Written task:
Read the material below and count the lines holding the string "algo". Give that count with nothing added.
* start *
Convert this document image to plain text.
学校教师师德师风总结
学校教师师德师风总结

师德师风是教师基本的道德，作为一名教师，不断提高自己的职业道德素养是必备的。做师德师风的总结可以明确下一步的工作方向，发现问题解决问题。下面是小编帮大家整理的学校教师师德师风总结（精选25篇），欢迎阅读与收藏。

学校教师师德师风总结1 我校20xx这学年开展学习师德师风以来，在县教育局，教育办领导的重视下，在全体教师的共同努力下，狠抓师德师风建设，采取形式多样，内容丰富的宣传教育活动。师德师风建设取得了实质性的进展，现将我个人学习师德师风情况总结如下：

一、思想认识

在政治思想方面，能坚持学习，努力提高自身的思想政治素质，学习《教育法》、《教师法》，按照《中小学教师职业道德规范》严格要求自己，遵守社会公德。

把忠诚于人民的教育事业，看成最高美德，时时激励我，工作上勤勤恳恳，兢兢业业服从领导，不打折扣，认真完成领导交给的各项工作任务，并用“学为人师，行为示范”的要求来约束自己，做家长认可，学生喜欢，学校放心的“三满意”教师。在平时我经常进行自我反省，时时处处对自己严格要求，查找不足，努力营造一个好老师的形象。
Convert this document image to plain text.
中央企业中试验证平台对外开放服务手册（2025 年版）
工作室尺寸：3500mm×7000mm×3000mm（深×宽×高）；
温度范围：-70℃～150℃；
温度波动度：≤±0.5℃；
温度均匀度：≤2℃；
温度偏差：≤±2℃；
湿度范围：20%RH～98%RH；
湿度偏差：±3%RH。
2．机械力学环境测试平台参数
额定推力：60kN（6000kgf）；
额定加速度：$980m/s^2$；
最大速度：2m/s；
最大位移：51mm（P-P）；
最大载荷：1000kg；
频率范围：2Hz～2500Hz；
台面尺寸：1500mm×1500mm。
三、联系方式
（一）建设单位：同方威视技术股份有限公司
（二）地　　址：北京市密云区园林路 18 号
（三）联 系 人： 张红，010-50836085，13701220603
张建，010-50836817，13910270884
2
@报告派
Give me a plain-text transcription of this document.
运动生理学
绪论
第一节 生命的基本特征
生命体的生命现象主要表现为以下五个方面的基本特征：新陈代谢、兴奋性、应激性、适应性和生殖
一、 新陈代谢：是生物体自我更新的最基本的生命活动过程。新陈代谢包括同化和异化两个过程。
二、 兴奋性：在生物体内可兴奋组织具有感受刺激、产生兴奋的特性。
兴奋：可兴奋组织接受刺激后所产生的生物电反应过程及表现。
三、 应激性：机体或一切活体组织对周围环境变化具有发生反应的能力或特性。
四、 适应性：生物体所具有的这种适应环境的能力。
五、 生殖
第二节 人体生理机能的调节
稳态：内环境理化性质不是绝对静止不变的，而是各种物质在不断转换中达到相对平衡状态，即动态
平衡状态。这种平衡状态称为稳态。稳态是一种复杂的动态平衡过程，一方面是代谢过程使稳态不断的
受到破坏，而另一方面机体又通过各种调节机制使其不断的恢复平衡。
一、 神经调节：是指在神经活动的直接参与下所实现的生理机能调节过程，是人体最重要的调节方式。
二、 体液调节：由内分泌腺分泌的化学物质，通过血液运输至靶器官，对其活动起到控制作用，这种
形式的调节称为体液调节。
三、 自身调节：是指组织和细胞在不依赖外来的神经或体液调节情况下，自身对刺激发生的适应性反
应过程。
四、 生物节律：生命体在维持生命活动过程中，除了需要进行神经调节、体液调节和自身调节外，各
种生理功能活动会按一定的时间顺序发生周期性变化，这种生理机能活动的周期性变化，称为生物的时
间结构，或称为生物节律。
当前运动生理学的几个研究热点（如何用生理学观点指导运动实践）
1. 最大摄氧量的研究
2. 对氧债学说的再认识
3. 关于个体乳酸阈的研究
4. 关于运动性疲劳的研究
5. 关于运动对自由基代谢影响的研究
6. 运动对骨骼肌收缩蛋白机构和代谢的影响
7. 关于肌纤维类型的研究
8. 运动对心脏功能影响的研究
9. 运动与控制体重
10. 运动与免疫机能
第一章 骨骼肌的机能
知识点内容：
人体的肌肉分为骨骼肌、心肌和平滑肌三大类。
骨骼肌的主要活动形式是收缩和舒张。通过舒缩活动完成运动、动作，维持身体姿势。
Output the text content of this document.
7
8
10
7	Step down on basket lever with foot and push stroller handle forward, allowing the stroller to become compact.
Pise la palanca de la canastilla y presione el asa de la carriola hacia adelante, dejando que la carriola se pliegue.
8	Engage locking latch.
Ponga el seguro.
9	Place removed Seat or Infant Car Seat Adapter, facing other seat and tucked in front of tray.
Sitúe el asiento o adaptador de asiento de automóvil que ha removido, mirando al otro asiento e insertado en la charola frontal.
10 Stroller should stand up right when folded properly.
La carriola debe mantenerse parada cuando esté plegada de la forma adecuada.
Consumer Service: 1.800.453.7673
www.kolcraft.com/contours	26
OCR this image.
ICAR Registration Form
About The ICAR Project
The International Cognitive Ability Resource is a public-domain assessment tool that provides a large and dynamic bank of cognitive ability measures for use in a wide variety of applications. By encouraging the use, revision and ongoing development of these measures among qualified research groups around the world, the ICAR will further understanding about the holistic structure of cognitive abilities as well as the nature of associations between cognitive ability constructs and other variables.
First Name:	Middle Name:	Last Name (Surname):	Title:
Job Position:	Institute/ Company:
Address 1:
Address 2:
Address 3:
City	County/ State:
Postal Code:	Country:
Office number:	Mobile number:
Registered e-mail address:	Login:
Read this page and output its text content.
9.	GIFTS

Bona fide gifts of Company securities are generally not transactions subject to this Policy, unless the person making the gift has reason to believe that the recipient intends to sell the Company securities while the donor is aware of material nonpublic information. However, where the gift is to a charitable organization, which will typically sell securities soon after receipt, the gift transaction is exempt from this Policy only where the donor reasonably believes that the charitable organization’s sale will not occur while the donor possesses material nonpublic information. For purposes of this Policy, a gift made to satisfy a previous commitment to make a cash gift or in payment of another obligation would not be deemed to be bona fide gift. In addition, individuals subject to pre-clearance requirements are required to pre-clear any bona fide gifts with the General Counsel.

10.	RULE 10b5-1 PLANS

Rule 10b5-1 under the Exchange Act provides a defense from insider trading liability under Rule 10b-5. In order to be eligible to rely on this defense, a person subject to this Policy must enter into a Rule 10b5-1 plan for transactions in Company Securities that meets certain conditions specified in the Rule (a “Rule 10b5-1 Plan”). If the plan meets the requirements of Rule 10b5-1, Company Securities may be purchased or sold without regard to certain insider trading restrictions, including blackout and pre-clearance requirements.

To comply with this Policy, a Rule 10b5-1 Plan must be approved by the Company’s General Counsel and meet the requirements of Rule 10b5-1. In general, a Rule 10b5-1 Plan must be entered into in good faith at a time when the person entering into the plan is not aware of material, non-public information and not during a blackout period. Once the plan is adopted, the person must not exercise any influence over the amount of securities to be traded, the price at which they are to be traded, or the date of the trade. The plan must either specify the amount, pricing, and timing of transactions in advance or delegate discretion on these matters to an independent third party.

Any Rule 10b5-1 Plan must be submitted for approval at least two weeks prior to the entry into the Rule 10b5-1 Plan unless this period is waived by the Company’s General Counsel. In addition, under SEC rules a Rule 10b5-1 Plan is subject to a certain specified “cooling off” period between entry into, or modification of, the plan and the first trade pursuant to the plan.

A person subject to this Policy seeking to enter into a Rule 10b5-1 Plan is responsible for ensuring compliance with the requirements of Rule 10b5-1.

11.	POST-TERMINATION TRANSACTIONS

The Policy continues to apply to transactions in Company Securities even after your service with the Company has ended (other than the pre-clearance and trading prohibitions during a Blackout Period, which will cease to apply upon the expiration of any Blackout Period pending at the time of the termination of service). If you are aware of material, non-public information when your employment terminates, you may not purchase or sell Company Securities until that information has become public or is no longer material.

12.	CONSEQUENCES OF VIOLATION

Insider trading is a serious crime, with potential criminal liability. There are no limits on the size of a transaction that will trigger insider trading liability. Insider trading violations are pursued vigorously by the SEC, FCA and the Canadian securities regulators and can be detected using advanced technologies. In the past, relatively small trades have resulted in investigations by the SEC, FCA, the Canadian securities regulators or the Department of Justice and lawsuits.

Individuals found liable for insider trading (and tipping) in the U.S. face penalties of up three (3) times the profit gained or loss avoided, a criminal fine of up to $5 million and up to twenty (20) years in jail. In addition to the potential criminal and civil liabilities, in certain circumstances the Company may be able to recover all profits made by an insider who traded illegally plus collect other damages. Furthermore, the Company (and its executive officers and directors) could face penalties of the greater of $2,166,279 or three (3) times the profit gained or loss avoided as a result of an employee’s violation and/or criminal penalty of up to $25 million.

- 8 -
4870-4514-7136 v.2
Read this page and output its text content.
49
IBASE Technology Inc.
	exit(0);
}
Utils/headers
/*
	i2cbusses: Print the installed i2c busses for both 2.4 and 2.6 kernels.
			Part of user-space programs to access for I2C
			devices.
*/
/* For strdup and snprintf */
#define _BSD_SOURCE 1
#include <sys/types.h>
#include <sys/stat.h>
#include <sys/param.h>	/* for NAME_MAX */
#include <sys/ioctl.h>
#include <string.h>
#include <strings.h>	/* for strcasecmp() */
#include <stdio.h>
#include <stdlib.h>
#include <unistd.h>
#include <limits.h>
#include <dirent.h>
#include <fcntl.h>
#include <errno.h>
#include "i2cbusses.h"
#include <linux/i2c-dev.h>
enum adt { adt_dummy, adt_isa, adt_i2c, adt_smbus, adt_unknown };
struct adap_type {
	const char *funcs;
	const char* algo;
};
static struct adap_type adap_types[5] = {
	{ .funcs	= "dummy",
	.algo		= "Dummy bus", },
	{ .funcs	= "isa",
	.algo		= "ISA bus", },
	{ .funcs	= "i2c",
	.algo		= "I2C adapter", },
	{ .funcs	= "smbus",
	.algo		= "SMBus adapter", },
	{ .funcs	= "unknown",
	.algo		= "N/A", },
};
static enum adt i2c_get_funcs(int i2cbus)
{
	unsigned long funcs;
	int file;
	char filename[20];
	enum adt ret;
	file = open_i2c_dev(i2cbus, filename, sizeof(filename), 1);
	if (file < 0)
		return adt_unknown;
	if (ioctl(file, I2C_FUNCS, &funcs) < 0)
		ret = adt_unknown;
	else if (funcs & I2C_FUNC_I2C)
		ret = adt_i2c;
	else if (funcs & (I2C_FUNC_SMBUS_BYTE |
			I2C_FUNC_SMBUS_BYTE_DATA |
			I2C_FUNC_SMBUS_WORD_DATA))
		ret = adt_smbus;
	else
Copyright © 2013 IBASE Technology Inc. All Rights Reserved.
* end *
Worked solution:
6